» Exercise: Output all the entries word for word. Omit the pictures.

» Stored rows:
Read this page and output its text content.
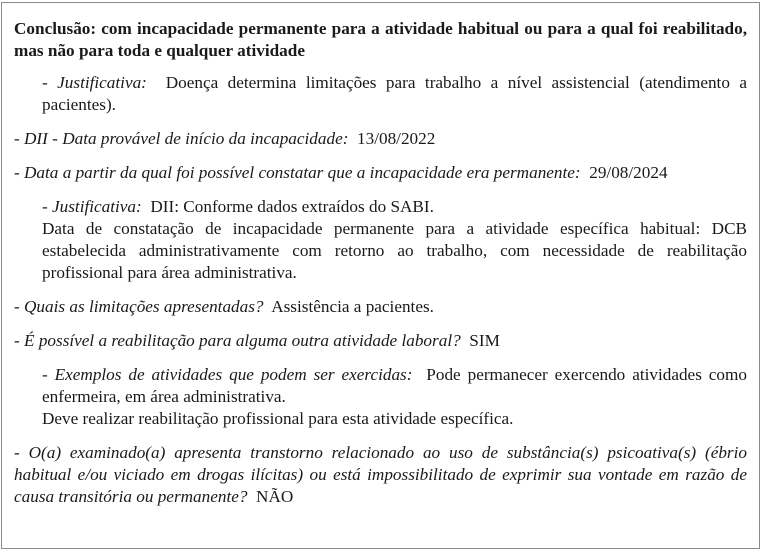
Conclusão: com incapacidade permanente para a atividade habitual ou para a qual foi reabilitado, mas não para toda e qualquer atividade
- Justificativa: Doença determina limitações para trabalho a nível assistencial (atendimento a pacientes).
- DII - Data provável de início da incapacidade: 13/08/2022
- Data a partir da qual foi possível constatar que a incapacidade era permanente: 29/08/2024
- Justificativa: DII: Conforme dados extraídos do SABI.
Data de constatação de incapacidade permanente para a atividade específica habitual: DCB estabelecida administrativamente com retorno ao trabalho, com necessidade de reabilitação profissional para área administrativa.
- Quais as limitações apresentadas? Assistência a pacientes.
- É possível a reabilitação para alguma outra atividade laboral? SIM
- Exemplos de atividades que podem ser exercidas: Pode permanecer exercendo atividades como enfermeira, em área administrativa.
Deve realizar reabilitação profissional para esta atividade específica.
- O(a) examinado(a) apresenta transtorno relacionado ao uso de substância(s) psicoativa(s) (ébrio habitual e/ou viciado em drogas ilícitas) ou está impossibilitado de exprimir sua vontade em razão de causa transitória ou permanente? NÃO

» Exercise response:
Read this page and output its text content.
Conclusão: com incapacidade permanente para a atividade habitual ou para a qual foi reabilitado, mas não para toda e qualquer atividade
- Justificativa: Doença determina limitações para trabalho a nível assistencial (atendimento a pacientes).
- DII - Data provável de início da incapacidade: 13/08/2022
- Data a partir da qual foi possível constatar que a incapacidade era permanente: 29/08/2024
- Justificativa: DII: Conforme dados extraídos do SABI.
Data de constatação de incapacidade permanente para a atividade específica habitual: DCB estabelecida administrativamente com retorno ao trabalho, com necessidade de reabilitação profissional para área administrativa.
- Quais as limitações apresentadas? Assistência a pacientes.
- É possível a reabilitação para alguma outra atividade laboral? SIM
- Exemplos de atividades que podem ser exercidas: Pode permanecer exercendo atividades como enfermeira, em área administrativa.
Deve realizar reabilitação profissional para esta atividade específica.
- O(a) examinado(a) apresenta transtorno relacionado ao uso de substância(s) psicoativa(s) (ébrio habitual e/ou viciado em drogas ilícitas) ou está impossibilitado de exprimir sua vontade em razão de causa transitória ou permanente? NÃO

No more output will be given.